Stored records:
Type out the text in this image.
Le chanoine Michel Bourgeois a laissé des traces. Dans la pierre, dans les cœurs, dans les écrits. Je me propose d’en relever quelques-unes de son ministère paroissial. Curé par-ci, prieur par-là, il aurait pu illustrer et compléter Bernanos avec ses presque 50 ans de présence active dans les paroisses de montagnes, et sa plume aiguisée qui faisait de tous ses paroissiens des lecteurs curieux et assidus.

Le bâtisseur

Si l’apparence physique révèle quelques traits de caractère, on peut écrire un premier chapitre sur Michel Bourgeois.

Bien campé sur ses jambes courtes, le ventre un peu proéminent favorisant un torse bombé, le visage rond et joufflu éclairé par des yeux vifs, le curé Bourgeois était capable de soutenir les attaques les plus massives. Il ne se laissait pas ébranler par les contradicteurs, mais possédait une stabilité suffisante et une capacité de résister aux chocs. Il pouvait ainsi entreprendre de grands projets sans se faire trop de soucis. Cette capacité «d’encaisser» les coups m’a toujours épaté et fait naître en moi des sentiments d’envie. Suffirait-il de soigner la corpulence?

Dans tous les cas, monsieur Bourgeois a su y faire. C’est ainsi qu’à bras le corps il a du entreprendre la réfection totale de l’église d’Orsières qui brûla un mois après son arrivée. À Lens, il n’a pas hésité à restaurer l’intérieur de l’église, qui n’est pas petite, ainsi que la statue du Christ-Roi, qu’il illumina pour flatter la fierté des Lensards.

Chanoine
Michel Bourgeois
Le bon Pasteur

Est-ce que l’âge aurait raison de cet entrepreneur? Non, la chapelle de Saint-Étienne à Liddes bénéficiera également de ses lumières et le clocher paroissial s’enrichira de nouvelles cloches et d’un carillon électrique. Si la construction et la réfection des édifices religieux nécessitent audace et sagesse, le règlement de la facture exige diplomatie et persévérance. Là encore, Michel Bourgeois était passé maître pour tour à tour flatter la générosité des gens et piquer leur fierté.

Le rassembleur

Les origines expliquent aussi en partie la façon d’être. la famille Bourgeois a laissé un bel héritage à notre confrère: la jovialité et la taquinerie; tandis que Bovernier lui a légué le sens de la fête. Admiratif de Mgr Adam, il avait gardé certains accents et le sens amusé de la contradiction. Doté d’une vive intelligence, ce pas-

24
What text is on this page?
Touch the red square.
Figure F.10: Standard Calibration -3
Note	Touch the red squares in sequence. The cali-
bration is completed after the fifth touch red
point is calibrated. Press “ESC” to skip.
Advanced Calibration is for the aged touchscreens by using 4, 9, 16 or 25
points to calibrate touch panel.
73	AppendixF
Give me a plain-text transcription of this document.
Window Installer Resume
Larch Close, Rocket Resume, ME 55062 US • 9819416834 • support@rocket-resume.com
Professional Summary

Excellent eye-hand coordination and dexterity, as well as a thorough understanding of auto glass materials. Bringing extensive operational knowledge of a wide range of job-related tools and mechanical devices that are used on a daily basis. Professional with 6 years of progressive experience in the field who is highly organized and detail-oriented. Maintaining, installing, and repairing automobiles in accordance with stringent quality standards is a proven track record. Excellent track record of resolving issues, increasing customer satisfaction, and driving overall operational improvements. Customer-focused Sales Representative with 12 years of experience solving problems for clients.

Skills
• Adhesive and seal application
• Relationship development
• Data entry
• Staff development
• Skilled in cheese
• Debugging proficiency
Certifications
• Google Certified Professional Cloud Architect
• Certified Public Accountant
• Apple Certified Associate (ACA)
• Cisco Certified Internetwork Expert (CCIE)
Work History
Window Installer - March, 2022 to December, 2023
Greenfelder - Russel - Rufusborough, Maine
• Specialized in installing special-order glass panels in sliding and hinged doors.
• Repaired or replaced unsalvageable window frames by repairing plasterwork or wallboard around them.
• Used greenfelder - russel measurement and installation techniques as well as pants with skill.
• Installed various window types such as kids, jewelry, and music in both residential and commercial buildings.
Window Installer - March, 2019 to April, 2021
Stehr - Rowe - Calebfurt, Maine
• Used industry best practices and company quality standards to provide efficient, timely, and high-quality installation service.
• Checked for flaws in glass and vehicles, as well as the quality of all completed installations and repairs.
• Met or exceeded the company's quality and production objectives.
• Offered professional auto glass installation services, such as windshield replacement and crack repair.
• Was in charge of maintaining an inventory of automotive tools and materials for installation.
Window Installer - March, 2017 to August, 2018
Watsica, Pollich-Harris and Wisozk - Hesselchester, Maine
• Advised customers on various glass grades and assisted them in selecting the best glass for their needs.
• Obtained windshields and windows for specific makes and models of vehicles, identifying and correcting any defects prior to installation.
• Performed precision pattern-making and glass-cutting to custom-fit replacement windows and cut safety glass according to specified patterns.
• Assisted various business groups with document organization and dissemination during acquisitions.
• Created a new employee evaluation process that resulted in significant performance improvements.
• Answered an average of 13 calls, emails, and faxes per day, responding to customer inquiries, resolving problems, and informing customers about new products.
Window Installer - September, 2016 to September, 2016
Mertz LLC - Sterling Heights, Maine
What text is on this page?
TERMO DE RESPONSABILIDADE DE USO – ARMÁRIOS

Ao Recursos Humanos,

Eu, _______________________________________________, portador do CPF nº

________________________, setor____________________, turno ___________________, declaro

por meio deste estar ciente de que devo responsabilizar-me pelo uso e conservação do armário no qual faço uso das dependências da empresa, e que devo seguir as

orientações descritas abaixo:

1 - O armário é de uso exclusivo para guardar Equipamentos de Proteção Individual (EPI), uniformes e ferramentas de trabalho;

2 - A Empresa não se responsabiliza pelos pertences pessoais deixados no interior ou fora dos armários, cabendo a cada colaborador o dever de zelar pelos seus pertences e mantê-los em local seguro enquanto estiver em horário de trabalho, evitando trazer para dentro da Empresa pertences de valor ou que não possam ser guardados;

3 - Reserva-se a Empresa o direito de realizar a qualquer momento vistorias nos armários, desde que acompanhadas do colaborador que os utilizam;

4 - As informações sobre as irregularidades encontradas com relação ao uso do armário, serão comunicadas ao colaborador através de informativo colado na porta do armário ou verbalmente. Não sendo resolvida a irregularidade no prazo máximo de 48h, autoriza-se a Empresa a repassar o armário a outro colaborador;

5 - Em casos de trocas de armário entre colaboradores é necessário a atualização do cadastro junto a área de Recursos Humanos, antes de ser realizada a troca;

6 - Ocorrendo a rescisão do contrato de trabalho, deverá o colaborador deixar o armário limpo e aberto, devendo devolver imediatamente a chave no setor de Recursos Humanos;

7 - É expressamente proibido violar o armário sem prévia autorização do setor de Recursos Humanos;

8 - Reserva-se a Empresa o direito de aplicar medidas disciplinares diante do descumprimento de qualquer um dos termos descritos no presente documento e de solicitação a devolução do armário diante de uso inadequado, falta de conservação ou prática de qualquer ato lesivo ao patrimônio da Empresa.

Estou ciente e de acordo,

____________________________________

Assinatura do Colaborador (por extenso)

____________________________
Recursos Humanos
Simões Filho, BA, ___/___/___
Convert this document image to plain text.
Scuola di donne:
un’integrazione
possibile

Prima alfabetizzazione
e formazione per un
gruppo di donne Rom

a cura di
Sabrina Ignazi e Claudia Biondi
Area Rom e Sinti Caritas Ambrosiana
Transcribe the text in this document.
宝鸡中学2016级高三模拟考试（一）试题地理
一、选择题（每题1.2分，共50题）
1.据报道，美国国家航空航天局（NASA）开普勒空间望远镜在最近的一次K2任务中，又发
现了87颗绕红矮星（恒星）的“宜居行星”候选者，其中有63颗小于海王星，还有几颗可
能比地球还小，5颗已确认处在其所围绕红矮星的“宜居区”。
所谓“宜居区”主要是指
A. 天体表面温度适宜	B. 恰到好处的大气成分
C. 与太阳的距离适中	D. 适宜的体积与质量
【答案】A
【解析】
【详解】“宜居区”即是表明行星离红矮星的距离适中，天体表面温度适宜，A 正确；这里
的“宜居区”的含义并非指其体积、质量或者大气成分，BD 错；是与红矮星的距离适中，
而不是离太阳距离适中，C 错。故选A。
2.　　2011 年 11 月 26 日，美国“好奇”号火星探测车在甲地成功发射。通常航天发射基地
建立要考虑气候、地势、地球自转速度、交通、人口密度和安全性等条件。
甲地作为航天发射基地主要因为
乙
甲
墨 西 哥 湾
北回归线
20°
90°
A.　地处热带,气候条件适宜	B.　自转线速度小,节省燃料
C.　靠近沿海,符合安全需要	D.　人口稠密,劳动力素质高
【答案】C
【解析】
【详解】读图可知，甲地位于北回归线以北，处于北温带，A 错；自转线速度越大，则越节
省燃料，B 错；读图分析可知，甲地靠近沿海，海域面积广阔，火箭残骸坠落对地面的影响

• _Work required_
Gather each line of the records holding the string "materials".

• _Result_
Excellent eye-hand coordination and dexterity, as well as a thorough understanding of auto glass materials. Bringing extensive operational knowledge of a wide range of job-related tools and mechanical devices that are used on a daily basis. Professional with 6 years of progressive experience in the field who is highly organized and detail-oriented. Maintaining, installing, and repairing automobiles in accordance with stringent quality standards is a proven track record. Excellent track record of resolving issues, increasing customer satisfaction, and driving overall operational improvements. Customer-focused Sales Representative with 12 years of experience solving problems for clients.
• Was in charge of maintaining an inventory of automotive tools and materials for installation.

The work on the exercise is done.